Give the number of lines below that contain the word "baseline", and nothing else.

* begin Provided material *

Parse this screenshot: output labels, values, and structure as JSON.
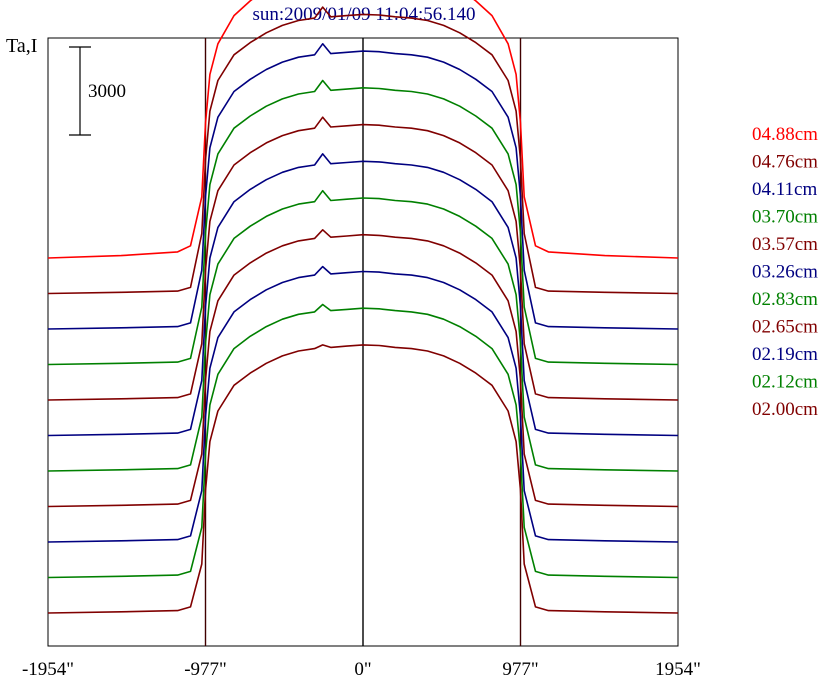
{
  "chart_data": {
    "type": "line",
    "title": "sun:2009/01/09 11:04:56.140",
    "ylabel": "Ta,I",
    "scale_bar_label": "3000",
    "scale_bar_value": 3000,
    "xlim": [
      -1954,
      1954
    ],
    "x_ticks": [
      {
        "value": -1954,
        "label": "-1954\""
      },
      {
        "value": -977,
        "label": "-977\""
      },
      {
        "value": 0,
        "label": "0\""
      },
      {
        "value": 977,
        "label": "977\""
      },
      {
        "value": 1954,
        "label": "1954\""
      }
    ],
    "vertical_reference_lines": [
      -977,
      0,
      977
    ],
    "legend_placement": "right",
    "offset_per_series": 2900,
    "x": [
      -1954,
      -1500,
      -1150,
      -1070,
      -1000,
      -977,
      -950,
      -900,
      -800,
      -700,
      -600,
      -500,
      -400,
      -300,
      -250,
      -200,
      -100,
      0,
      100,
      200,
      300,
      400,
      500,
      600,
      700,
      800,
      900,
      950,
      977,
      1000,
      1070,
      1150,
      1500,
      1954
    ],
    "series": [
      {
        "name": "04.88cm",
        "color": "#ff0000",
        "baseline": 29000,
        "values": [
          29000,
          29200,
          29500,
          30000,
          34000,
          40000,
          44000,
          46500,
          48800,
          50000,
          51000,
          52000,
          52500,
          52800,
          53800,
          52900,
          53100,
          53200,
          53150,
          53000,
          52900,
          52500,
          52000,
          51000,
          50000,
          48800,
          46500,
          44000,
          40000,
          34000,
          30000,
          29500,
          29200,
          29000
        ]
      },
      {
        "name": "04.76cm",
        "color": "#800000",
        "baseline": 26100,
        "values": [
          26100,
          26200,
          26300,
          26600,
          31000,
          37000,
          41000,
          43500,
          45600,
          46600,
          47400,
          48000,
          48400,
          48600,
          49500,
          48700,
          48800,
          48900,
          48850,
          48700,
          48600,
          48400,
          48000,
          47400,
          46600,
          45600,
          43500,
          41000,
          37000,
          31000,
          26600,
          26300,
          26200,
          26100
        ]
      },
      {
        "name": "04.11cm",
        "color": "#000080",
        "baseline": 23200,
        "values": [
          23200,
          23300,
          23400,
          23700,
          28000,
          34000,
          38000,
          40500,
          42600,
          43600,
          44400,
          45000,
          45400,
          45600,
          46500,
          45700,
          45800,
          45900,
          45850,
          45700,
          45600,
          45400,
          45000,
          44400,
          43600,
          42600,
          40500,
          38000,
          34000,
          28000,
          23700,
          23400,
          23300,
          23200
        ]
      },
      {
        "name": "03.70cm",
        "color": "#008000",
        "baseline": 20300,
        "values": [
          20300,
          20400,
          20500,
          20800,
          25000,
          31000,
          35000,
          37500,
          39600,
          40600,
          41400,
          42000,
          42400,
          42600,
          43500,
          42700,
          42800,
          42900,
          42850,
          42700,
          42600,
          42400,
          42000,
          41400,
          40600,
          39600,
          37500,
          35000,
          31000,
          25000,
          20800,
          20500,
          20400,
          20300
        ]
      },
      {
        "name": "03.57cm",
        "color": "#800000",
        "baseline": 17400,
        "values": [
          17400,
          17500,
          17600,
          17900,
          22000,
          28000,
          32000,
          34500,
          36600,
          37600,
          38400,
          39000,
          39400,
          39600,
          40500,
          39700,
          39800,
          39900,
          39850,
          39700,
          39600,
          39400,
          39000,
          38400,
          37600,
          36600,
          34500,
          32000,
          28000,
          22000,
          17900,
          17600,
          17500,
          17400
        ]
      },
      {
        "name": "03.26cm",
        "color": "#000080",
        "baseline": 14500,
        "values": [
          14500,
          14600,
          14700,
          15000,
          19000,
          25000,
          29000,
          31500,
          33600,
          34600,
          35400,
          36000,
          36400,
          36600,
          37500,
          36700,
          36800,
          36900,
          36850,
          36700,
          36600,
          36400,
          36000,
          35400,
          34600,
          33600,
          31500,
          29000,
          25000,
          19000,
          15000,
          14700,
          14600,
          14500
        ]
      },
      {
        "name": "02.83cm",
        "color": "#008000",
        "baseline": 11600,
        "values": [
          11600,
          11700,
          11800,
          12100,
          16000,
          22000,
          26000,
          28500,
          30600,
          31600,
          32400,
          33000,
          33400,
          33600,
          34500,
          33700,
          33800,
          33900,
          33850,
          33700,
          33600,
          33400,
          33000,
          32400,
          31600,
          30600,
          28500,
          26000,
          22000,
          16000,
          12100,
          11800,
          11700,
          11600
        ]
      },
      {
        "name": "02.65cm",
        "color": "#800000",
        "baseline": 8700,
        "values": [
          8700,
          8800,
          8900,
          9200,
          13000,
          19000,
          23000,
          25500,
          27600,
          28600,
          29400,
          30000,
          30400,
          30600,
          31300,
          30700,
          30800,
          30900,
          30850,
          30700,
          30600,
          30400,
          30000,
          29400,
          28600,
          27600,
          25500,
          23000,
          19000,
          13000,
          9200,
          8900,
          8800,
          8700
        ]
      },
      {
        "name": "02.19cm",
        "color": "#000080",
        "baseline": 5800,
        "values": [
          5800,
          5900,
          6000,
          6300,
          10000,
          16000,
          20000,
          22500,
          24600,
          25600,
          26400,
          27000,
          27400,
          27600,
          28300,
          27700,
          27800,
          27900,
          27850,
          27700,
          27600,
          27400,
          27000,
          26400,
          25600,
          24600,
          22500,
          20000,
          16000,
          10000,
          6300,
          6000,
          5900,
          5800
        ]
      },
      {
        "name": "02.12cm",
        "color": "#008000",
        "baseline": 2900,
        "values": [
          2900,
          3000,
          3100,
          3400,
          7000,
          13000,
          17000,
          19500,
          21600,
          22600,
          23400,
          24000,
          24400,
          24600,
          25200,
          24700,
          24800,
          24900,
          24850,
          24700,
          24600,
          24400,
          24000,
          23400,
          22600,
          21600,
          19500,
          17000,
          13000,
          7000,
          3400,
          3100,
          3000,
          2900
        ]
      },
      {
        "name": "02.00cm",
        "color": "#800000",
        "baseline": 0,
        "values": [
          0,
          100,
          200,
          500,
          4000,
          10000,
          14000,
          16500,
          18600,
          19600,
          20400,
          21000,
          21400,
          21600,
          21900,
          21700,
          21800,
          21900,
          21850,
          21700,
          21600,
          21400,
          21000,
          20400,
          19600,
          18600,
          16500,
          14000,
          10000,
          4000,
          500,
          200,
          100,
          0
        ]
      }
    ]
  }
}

* end Provided material *
* begin Provided material *

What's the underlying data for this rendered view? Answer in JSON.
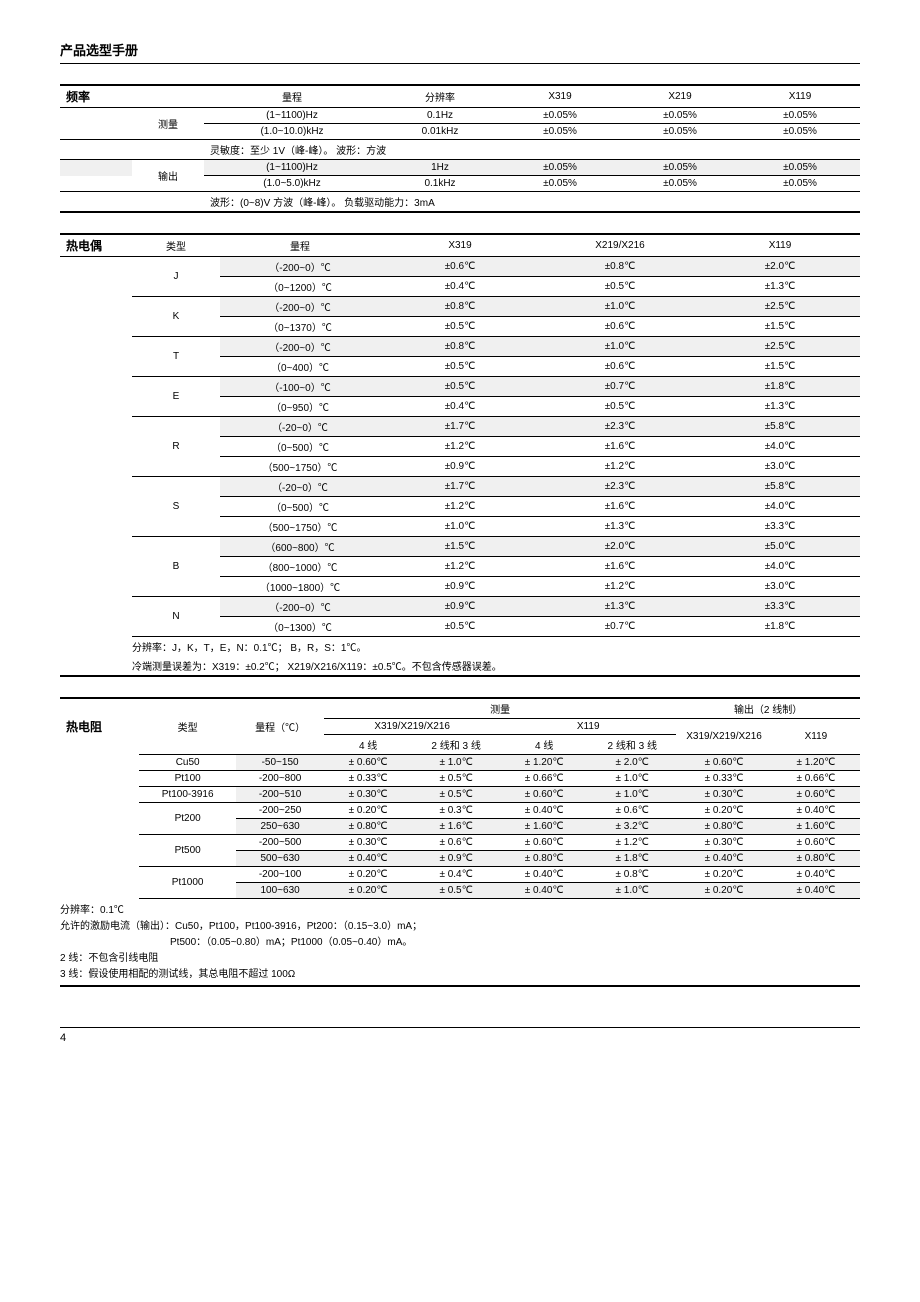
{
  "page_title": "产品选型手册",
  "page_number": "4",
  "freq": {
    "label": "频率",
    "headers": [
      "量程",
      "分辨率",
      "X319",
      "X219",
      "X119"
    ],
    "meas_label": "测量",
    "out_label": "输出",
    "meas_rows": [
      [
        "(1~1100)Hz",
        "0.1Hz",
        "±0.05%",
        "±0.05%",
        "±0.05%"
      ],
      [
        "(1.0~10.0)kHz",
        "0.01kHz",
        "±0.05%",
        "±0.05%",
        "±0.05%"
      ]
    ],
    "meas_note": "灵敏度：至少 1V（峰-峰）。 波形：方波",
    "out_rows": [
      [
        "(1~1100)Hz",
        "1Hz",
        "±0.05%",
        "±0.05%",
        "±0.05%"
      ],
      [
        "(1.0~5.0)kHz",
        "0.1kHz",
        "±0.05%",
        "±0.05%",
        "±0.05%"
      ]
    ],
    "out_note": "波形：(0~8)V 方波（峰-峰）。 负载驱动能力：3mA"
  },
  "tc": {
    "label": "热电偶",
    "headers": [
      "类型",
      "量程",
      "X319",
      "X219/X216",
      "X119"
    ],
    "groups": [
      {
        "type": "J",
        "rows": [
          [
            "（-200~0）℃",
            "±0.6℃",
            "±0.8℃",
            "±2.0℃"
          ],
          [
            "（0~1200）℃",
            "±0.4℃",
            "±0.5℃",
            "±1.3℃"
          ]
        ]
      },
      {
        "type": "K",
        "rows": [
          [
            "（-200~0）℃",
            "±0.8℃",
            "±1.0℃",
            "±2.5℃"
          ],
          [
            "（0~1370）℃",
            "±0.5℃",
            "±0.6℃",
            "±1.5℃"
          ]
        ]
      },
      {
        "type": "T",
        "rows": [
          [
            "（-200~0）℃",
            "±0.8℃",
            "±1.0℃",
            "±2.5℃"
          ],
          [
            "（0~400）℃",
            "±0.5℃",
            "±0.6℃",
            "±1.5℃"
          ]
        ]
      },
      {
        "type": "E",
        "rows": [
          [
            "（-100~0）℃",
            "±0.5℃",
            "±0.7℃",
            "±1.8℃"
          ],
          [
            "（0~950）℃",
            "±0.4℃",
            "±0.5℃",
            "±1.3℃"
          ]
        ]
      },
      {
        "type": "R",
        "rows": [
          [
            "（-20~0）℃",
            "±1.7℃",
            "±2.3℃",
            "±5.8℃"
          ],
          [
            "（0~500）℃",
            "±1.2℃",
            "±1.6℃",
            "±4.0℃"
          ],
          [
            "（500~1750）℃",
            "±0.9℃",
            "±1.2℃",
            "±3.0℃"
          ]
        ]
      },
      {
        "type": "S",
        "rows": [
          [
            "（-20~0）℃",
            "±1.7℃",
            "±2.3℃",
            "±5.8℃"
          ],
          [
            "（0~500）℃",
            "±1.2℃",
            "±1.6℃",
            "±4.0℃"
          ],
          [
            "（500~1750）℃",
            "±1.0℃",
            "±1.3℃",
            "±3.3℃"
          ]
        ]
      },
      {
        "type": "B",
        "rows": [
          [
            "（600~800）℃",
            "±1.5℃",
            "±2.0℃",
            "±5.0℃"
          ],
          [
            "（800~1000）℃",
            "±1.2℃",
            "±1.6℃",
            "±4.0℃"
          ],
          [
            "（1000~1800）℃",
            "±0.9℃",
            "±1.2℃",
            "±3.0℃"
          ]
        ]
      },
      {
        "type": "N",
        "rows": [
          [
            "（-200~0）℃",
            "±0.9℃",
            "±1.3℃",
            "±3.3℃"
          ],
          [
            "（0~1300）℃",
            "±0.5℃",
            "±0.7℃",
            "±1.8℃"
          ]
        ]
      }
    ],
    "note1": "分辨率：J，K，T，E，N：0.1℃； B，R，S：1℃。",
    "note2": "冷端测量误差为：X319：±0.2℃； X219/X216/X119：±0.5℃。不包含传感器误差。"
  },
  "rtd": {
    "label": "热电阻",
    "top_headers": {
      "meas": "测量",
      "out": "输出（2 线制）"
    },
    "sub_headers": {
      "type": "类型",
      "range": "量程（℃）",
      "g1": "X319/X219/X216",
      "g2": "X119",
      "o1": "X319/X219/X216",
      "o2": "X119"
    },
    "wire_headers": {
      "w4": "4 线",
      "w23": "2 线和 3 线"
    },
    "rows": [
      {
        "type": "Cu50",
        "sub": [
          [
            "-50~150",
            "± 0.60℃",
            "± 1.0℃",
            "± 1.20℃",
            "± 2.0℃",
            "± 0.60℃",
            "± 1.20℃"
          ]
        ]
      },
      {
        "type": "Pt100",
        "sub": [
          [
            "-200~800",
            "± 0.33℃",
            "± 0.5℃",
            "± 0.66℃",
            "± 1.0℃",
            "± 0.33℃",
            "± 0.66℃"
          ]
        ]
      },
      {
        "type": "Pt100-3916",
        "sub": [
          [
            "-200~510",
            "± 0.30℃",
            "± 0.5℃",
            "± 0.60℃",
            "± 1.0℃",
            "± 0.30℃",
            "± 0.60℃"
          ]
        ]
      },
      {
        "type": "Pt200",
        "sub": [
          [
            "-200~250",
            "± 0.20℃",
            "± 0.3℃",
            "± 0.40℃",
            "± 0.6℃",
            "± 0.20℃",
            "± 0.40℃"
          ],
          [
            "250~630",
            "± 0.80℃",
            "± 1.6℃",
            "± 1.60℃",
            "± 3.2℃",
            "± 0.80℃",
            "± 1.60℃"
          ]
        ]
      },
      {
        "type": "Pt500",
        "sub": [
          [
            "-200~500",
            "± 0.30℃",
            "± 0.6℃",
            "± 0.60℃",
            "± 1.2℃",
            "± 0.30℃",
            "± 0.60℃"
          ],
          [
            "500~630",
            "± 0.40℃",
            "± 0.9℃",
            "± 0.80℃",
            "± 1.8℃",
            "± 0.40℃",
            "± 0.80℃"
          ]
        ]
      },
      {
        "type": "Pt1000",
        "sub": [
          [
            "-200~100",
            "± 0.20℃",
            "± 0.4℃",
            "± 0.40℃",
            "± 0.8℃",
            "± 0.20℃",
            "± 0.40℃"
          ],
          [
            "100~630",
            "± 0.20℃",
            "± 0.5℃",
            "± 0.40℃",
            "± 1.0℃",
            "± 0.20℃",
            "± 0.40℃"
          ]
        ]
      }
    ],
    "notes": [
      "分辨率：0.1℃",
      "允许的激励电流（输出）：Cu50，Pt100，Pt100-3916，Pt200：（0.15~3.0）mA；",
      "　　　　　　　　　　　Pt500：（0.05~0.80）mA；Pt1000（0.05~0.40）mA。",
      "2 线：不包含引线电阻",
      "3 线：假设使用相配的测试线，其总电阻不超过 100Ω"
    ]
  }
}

* end Provided material *

- [Answer for the task]: 11